**TASK STATEMENT**
Determine how many lines contain the string "title", then reply with that figure only.

--- BEGIN DATA LISTING ---

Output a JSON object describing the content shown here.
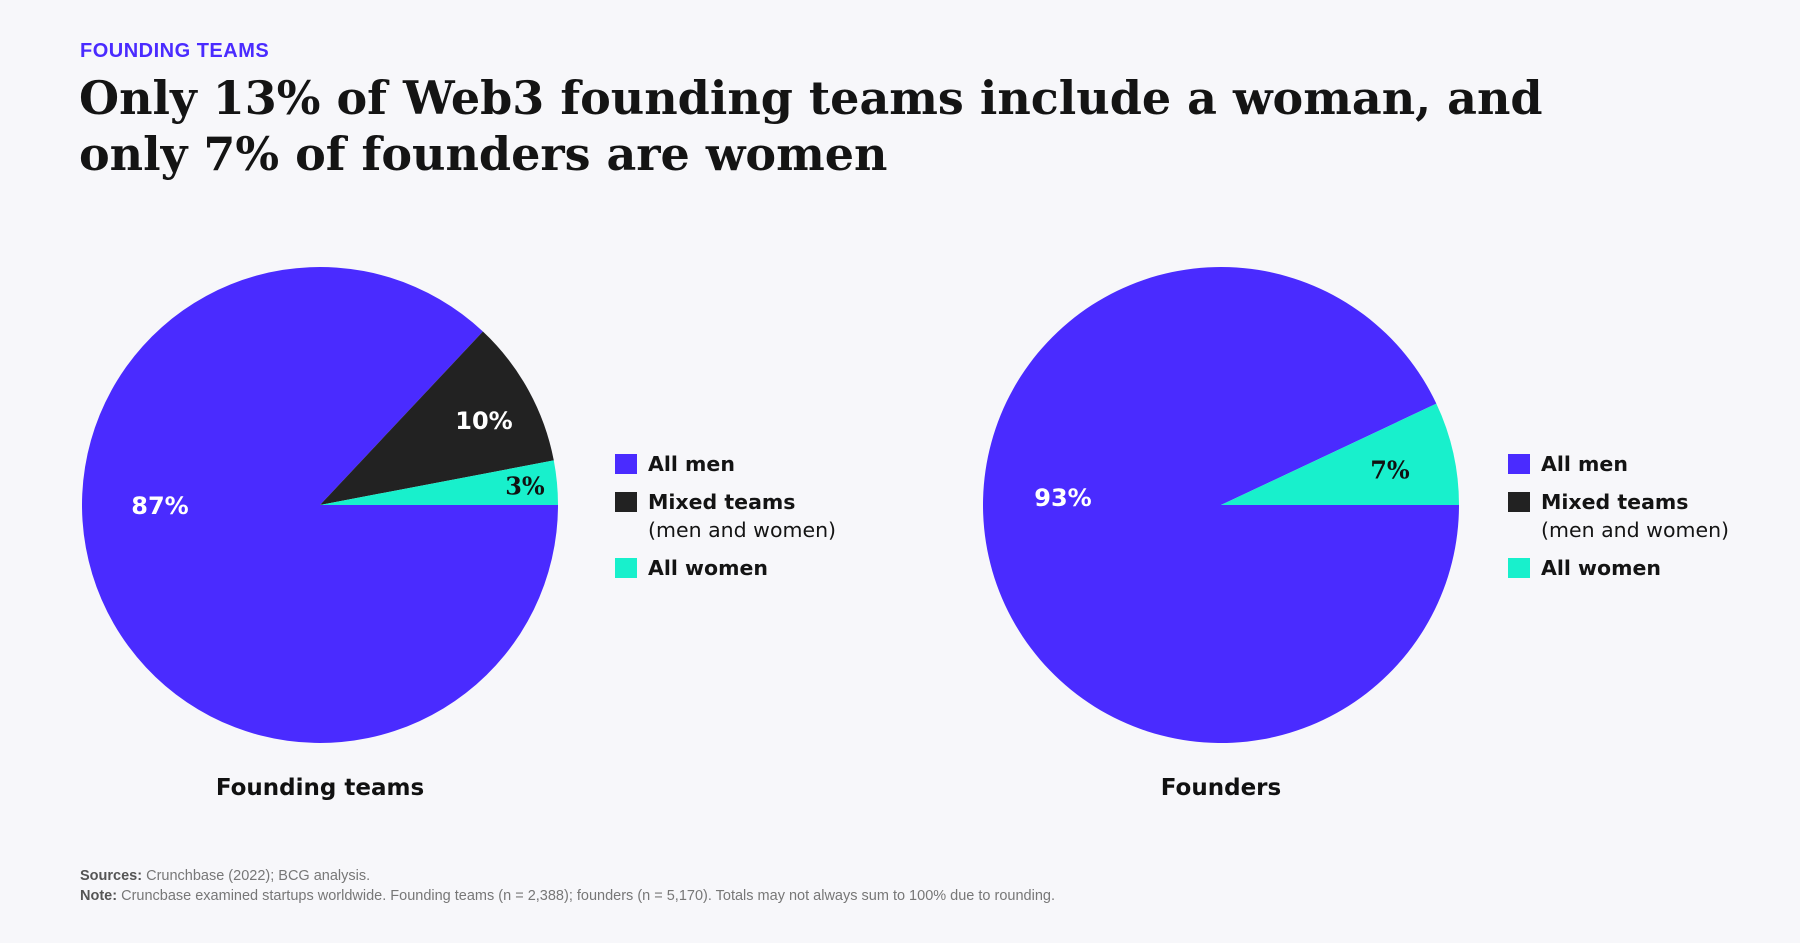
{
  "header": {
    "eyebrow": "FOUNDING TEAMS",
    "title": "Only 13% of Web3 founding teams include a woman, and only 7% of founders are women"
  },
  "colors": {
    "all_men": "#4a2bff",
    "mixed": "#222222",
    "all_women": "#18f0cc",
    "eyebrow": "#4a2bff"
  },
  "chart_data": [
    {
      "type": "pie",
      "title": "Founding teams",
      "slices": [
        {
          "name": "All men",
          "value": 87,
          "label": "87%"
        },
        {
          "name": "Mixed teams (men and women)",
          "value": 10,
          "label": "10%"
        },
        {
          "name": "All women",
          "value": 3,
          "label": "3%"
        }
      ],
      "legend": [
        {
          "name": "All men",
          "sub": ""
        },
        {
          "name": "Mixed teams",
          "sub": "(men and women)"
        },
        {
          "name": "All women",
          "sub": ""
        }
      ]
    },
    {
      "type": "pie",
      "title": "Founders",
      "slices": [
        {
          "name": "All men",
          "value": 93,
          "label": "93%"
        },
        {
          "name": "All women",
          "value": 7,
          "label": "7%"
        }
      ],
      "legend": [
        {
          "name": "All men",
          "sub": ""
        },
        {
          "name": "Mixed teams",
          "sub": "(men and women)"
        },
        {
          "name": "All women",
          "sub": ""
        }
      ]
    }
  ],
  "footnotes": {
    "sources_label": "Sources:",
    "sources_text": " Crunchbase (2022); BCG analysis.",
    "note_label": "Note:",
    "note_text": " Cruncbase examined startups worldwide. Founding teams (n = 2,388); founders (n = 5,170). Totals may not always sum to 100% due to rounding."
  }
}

--- END DATA LISTING ---

**THE OUTPUT**
3